Start of Rows
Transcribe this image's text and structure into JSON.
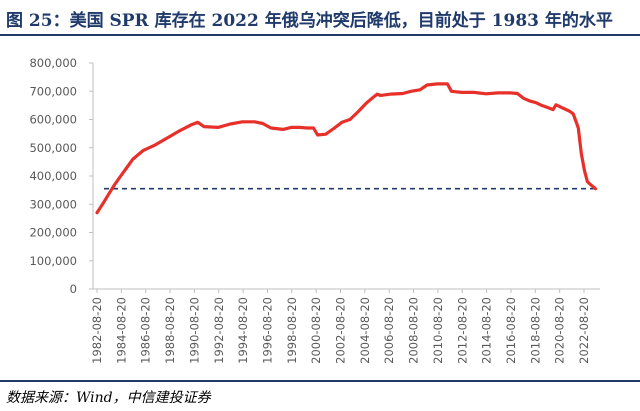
{
  "header": {
    "title": "图 25：美国 SPR 库存在 2022 年俄乌冲突后降低，目前处于 1983 年的水平"
  },
  "footer": {
    "source": "数据来源：Wind，中信建投证券"
  },
  "colors": {
    "title": "#1f3a6b",
    "series_line": "#e8302a",
    "reference_line": "#1f3a6b",
    "axis": "#bfbfbf",
    "tick_text": "#595959"
  },
  "chart_data": {
    "type": "line",
    "title": "",
    "xlabel": "",
    "ylabel": "",
    "ylim": [
      0,
      800000
    ],
    "yticks": [
      0,
      100000,
      200000,
      300000,
      400000,
      500000,
      600000,
      700000,
      800000
    ],
    "ytick_labels": [
      "0",
      "100,000",
      "200,000",
      "300,000",
      "400,000",
      "500,000",
      "600,000",
      "700,000",
      "800,000"
    ],
    "xtick_labels": [
      "1982-08-20",
      "1984-08-20",
      "1986-08-20",
      "1988-08-20",
      "1990-08-20",
      "1992-08-20",
      "1994-08-20",
      "1996-08-20",
      "1998-08-20",
      "2000-08-20",
      "2002-08-20",
      "2004-08-20",
      "2006-08-20",
      "2008-08-20",
      "2010-08-20",
      "2012-08-20",
      "2014-08-20",
      "2016-08-20",
      "2018-08-20",
      "2020-08-20",
      "2022-08-20"
    ],
    "grid": false,
    "legend": "none",
    "series": [
      {
        "name": "",
        "x": [
          "1982-08-20",
          "1983-02-01",
          "1983-08-01",
          "1984-02-01",
          "1984-08-01",
          "1985-02-01",
          "1985-08-01",
          "1986-06-01",
          "1987-06-01",
          "1988-06-01",
          "1989-06-01",
          "1990-06-01",
          "1990-12-01",
          "1991-06-01",
          "1992-08-01",
          "1993-08-01",
          "1994-08-01",
          "1995-08-01",
          "1996-04-01",
          "1996-12-01",
          "1997-12-01",
          "1998-08-01",
          "1999-04-01",
          "1999-12-01",
          "2000-06-01",
          "2000-10-01",
          "2001-06-01",
          "2002-02-01",
          "2002-10-01",
          "2003-06-01",
          "2004-02-01",
          "2004-10-01",
          "2005-06-01",
          "2005-09-01",
          "2005-12-01",
          "2006-10-01",
          "2007-10-01",
          "2008-06-01",
          "2009-03-01",
          "2009-10-01",
          "2010-08-01",
          "2011-06-01",
          "2011-10-01",
          "2012-08-01",
          "2013-08-01",
          "2014-08-01",
          "2015-08-01",
          "2016-08-01",
          "2017-03-01",
          "2017-09-01",
          "2018-03-01",
          "2018-09-01",
          "2019-03-01",
          "2019-09-01",
          "2020-02-01",
          "2020-05-01",
          "2020-12-01",
          "2021-06-01",
          "2021-10-01",
          "2022-01-01",
          "2022-03-01",
          "2022-06-01",
          "2022-09-01",
          "2022-12-01",
          "2023-03-01",
          "2023-08-01"
        ],
        "values": [
          270000,
          300000,
          335000,
          370000,
          400000,
          430000,
          460000,
          490000,
          510000,
          535000,
          560000,
          582000,
          590000,
          575000,
          572000,
          584000,
          592000,
          592000,
          586000,
          570000,
          565000,
          572000,
          572000,
          570000,
          570000,
          545000,
          548000,
          568000,
          590000,
          600000,
          628000,
          658000,
          682000,
          690000,
          685000,
          690000,
          692000,
          700000,
          705000,
          722000,
          726000,
          726000,
          700000,
          696000,
          696000,
          691000,
          694000,
          694000,
          692000,
          675000,
          666000,
          660000,
          650000,
          642000,
          635000,
          652000,
          640000,
          630000,
          620000,
          590000,
          570000,
          480000,
          420000,
          380000,
          370000,
          355000
        ]
      }
    ],
    "reference_lines": [
      {
        "y": 355000,
        "style": "dashed"
      }
    ]
  }
}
End of Rows
→ What is expected
Without the pictures, restate all of the entries above verbatim.

→ Solved problem
Transcribe this image's text and structure into JSON.
{
  "header": {
    "title": "图 25：美国 SPR 库存在 2022 年俄乌冲突后降低，目前处于 1983 年的水平"
  },
  "footer": {
    "source": "数据来源：Wind，中信建投证券"
  },
  "colors": {
    "title": "#1f3a6b",
    "series_line": "#e8302a",
    "reference_line": "#1f3a6b",
    "axis": "#bfbfbf",
    "tick_text": "#595959"
  },
  "chart_data": {
    "type": "line",
    "title": "",
    "xlabel": "",
    "ylabel": "",
    "ylim": [
      0,
      800000
    ],
    "yticks": [
      0,
      100000,
      200000,
      300000,
      400000,
      500000,
      600000,
      700000,
      800000
    ],
    "ytick_labels": [
      "0",
      "100,000",
      "200,000",
      "300,000",
      "400,000",
      "500,000",
      "600,000",
      "700,000",
      "800,000"
    ],
    "xtick_labels": [
      "1982-08-20",
      "1984-08-20",
      "1986-08-20",
      "1988-08-20",
      "1990-08-20",
      "1992-08-20",
      "1994-08-20",
      "1996-08-20",
      "1998-08-20",
      "2000-08-20",
      "2002-08-20",
      "2004-08-20",
      "2006-08-20",
      "2008-08-20",
      "2010-08-20",
      "2012-08-20",
      "2014-08-20",
      "2016-08-20",
      "2018-08-20",
      "2020-08-20",
      "2022-08-20"
    ],
    "grid": false,
    "legend": "none",
    "series": [
      {
        "name": "",
        "x": [
          "1982-08-20",
          "1983-02-01",
          "1983-08-01",
          "1984-02-01",
          "1984-08-01",
          "1985-02-01",
          "1985-08-01",
          "1986-06-01",
          "1987-06-01",
          "1988-06-01",
          "1989-06-01",
          "1990-06-01",
          "1990-12-01",
          "1991-06-01",
          "1992-08-01",
          "1993-08-01",
          "1994-08-01",
          "1995-08-01",
          "1996-04-01",
          "1996-12-01",
          "1997-12-01",
          "1998-08-01",
          "1999-04-01",
          "1999-12-01",
          "2000-06-01",
          "2000-10-01",
          "2001-06-01",
          "2002-02-01",
          "2002-10-01",
          "2003-06-01",
          "2004-02-01",
          "2004-10-01",
          "2005-06-01",
          "2005-09-01",
          "2005-12-01",
          "2006-10-01",
          "2007-10-01",
          "2008-06-01",
          "2009-03-01",
          "2009-10-01",
          "2010-08-01",
          "2011-06-01",
          "2011-10-01",
          "2012-08-01",
          "2013-08-01",
          "2014-08-01",
          "2015-08-01",
          "2016-08-01",
          "2017-03-01",
          "2017-09-01",
          "2018-03-01",
          "2018-09-01",
          "2019-03-01",
          "2019-09-01",
          "2020-02-01",
          "2020-05-01",
          "2020-12-01",
          "2021-06-01",
          "2021-10-01",
          "2022-01-01",
          "2022-03-01",
          "2022-06-01",
          "2022-09-01",
          "2022-12-01",
          "2023-03-01",
          "2023-08-01"
        ],
        "values": [
          270000,
          300000,
          335000,
          370000,
          400000,
          430000,
          460000,
          490000,
          510000,
          535000,
          560000,
          582000,
          590000,
          575000,
          572000,
          584000,
          592000,
          592000,
          586000,
          570000,
          565000,
          572000,
          572000,
          570000,
          570000,
          545000,
          548000,
          568000,
          590000,
          600000,
          628000,
          658000,
          682000,
          690000,
          685000,
          690000,
          692000,
          700000,
          705000,
          722000,
          726000,
          726000,
          700000,
          696000,
          696000,
          691000,
          694000,
          694000,
          692000,
          675000,
          666000,
          660000,
          650000,
          642000,
          635000,
          652000,
          640000,
          630000,
          620000,
          590000,
          570000,
          480000,
          420000,
          380000,
          370000,
          355000
        ]
      }
    ],
    "reference_lines": [
      {
        "y": 355000,
        "style": "dashed"
      }
    ]
  }
}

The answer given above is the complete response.